_Working data_
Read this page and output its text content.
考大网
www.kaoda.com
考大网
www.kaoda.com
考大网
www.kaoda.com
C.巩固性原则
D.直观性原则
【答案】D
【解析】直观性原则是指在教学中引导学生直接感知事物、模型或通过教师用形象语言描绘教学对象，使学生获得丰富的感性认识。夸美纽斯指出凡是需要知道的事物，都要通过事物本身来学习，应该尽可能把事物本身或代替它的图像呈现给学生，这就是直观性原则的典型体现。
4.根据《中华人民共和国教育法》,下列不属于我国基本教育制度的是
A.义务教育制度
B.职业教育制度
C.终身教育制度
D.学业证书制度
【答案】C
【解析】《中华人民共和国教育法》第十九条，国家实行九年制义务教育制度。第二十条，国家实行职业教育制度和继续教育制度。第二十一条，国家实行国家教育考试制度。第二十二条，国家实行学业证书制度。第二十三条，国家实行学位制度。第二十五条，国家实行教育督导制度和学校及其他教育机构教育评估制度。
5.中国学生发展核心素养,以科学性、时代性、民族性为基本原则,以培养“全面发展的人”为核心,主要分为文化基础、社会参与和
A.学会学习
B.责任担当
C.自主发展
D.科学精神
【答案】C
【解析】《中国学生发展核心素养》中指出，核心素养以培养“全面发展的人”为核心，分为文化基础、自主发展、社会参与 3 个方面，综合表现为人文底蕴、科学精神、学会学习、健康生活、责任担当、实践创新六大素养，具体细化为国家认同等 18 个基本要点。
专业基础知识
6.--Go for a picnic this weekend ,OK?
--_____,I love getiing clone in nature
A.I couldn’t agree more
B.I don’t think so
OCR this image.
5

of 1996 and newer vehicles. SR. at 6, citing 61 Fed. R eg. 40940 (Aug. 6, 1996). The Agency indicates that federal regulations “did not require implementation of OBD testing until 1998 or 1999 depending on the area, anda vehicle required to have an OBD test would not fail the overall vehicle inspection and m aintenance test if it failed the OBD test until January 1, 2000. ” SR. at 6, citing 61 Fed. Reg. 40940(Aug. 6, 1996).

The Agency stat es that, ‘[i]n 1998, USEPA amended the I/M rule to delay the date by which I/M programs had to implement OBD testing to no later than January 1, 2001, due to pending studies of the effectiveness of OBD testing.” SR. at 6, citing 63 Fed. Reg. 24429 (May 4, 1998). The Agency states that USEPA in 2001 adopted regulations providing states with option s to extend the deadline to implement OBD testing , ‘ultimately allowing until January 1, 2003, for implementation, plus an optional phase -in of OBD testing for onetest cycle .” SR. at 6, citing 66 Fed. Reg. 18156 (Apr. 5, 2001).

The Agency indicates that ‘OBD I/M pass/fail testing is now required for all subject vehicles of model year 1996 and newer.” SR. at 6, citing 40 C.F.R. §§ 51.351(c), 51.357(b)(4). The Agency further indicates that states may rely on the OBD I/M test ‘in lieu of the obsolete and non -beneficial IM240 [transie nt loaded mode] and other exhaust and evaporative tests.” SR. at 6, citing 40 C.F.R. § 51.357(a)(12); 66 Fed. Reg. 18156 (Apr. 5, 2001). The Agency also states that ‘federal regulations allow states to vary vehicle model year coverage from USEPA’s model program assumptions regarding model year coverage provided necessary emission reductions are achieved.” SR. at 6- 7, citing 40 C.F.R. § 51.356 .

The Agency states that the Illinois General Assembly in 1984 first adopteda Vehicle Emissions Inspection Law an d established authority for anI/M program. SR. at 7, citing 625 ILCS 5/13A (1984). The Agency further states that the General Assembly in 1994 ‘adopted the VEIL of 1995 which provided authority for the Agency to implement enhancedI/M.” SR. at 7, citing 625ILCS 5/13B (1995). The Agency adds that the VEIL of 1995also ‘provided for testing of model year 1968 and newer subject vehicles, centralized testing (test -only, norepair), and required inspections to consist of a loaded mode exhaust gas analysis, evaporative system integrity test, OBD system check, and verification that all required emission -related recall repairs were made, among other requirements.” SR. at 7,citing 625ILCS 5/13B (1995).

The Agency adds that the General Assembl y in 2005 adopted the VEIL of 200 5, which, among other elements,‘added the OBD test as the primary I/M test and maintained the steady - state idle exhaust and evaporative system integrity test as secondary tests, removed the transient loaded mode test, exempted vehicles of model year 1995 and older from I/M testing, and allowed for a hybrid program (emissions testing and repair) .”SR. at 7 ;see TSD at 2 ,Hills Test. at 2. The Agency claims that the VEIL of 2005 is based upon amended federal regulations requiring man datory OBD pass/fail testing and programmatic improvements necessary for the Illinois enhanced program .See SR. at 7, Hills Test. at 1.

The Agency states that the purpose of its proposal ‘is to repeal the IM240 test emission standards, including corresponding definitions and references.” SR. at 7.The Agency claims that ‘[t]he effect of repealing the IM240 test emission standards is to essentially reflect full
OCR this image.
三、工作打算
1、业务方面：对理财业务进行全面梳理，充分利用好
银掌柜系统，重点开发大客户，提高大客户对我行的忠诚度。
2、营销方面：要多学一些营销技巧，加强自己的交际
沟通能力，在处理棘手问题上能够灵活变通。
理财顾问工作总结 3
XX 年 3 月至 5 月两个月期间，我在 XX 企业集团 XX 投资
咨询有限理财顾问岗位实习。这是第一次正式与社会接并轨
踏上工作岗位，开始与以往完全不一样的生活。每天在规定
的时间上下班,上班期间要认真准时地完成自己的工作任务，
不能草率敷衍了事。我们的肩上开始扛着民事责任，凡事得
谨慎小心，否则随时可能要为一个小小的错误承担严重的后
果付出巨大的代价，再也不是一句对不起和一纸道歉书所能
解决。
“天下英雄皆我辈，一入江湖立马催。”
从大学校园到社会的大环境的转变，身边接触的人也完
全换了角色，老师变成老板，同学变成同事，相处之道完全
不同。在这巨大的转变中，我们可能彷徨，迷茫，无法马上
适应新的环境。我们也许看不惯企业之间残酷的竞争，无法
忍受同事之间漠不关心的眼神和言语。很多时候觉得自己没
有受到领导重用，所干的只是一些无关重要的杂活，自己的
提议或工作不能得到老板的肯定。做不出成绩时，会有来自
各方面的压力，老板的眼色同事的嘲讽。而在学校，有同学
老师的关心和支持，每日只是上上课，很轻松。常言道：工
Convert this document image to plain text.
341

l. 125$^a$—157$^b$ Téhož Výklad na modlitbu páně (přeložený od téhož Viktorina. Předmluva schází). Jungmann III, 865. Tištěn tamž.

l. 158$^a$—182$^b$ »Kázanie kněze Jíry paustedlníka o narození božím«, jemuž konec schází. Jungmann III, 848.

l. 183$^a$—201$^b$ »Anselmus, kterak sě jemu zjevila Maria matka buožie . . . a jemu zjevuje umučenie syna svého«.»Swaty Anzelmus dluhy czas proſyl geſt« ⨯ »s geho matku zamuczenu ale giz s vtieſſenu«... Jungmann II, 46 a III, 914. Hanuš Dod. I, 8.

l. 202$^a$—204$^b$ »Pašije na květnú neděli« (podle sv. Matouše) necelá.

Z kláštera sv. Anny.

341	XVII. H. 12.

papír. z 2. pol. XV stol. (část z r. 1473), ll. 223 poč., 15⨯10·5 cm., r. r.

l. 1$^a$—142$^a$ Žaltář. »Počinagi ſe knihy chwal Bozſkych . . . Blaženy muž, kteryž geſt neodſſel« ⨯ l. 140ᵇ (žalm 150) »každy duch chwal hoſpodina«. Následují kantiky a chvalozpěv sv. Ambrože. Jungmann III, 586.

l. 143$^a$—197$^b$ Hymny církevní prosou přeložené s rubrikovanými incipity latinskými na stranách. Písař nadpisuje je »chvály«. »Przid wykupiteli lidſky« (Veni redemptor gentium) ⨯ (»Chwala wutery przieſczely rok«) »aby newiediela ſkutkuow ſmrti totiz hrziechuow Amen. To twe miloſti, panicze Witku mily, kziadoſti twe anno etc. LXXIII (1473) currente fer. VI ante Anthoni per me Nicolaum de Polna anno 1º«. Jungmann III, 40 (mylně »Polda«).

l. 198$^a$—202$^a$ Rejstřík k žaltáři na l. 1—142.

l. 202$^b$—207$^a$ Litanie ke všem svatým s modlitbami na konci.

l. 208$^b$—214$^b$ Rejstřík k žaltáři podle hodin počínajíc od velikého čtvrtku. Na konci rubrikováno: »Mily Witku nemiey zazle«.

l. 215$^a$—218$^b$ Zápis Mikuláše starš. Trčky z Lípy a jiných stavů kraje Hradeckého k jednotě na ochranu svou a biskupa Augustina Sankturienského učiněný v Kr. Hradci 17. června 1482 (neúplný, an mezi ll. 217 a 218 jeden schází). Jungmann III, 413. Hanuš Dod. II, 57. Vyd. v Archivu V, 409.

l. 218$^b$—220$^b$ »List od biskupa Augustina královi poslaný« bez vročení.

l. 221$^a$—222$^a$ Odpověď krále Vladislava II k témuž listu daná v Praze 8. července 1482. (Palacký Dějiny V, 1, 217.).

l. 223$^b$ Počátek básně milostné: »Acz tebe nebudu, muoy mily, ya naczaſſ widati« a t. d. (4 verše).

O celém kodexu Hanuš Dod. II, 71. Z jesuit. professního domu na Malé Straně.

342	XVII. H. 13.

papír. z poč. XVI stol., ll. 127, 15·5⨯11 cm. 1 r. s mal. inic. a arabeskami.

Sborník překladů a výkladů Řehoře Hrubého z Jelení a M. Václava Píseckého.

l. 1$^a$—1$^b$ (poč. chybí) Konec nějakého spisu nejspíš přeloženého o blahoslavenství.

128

_What you should do_
Copy each line above that contains the word "中国学生发展核心素养".

_The reply_
5.中国学生发展核心素养,以科学性、时代性、民族性为基本原则,以培养“全面发展的人”为核心,主要分为文化基础、社会参与和
【解析】《中国学生发展核心素养》中指出，核心素养以培养“全面发展的人”为核心，分为文化基础、自主发展、社会参与 3 个方面，综合表现为人文底蕴、科学精神、学会学习、健康生活、责任担当、实践创新六大素养，具体细化为国家认同等 18 个基本要点。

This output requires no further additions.